Items from a dataset
☆ ☆ ☆ ☆ ☆
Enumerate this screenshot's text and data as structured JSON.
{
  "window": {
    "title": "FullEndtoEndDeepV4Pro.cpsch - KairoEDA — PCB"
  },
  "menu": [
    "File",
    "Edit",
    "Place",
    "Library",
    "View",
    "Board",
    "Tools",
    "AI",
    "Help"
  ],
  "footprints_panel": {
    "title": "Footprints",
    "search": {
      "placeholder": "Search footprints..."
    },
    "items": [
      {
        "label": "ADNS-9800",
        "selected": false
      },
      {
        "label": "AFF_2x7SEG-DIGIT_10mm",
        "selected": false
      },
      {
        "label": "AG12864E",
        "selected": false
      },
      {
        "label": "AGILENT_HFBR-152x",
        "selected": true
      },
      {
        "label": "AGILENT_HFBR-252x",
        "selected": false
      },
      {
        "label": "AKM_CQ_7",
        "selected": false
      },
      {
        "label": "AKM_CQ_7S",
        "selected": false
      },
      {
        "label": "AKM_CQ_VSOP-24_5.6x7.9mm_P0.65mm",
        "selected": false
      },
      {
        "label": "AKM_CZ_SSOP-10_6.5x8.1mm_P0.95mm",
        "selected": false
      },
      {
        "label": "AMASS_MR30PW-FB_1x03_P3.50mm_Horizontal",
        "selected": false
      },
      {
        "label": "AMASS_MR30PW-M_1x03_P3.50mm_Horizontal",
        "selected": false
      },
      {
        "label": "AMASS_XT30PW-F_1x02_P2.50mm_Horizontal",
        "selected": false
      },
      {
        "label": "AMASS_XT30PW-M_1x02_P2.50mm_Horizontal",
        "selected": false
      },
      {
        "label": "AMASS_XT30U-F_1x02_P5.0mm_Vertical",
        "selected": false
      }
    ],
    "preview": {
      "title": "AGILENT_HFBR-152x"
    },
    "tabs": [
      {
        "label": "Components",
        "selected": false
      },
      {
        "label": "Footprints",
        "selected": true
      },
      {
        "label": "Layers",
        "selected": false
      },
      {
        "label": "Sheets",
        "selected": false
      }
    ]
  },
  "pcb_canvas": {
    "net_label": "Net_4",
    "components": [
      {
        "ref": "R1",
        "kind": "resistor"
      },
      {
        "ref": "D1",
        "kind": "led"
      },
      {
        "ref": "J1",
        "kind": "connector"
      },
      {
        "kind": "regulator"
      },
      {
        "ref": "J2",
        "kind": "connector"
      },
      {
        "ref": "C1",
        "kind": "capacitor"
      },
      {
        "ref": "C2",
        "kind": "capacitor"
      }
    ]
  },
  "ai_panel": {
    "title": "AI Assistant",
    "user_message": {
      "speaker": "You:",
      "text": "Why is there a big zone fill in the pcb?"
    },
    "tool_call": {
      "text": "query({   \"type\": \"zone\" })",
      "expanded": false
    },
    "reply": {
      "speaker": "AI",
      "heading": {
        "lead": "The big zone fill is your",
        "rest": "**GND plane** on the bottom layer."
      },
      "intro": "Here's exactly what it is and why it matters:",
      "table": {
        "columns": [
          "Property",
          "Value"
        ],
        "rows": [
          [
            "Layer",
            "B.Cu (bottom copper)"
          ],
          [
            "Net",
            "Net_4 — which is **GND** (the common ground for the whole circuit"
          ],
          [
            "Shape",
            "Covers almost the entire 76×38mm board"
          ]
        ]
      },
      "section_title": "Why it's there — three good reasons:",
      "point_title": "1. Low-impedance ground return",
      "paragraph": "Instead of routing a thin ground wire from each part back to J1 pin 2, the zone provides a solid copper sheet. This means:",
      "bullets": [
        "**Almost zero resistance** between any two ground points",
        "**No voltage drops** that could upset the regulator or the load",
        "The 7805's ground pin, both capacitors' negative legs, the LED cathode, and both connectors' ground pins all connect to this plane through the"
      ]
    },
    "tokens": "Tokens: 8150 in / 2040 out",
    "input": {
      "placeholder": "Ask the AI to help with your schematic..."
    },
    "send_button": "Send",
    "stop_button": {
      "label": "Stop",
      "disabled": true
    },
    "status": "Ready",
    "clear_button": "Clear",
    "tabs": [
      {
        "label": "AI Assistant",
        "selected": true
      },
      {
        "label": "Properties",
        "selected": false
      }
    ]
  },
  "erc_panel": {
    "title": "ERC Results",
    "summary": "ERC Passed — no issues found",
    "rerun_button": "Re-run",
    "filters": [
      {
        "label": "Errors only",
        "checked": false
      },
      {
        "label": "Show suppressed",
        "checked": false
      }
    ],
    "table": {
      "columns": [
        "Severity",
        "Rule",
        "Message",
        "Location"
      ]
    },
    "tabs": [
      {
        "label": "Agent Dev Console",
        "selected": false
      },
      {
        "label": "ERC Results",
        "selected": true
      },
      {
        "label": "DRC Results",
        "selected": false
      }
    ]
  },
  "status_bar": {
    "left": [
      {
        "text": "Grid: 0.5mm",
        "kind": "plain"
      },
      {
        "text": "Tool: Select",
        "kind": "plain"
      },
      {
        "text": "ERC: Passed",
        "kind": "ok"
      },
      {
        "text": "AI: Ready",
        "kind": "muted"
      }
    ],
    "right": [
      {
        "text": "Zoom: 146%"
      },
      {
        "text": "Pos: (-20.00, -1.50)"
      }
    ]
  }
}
☆ ☆ ☆ ☆ ☆
### Description of the task:
Of the lines in this material, state how many hold the string "bottom". Write no other words.

### The output:
2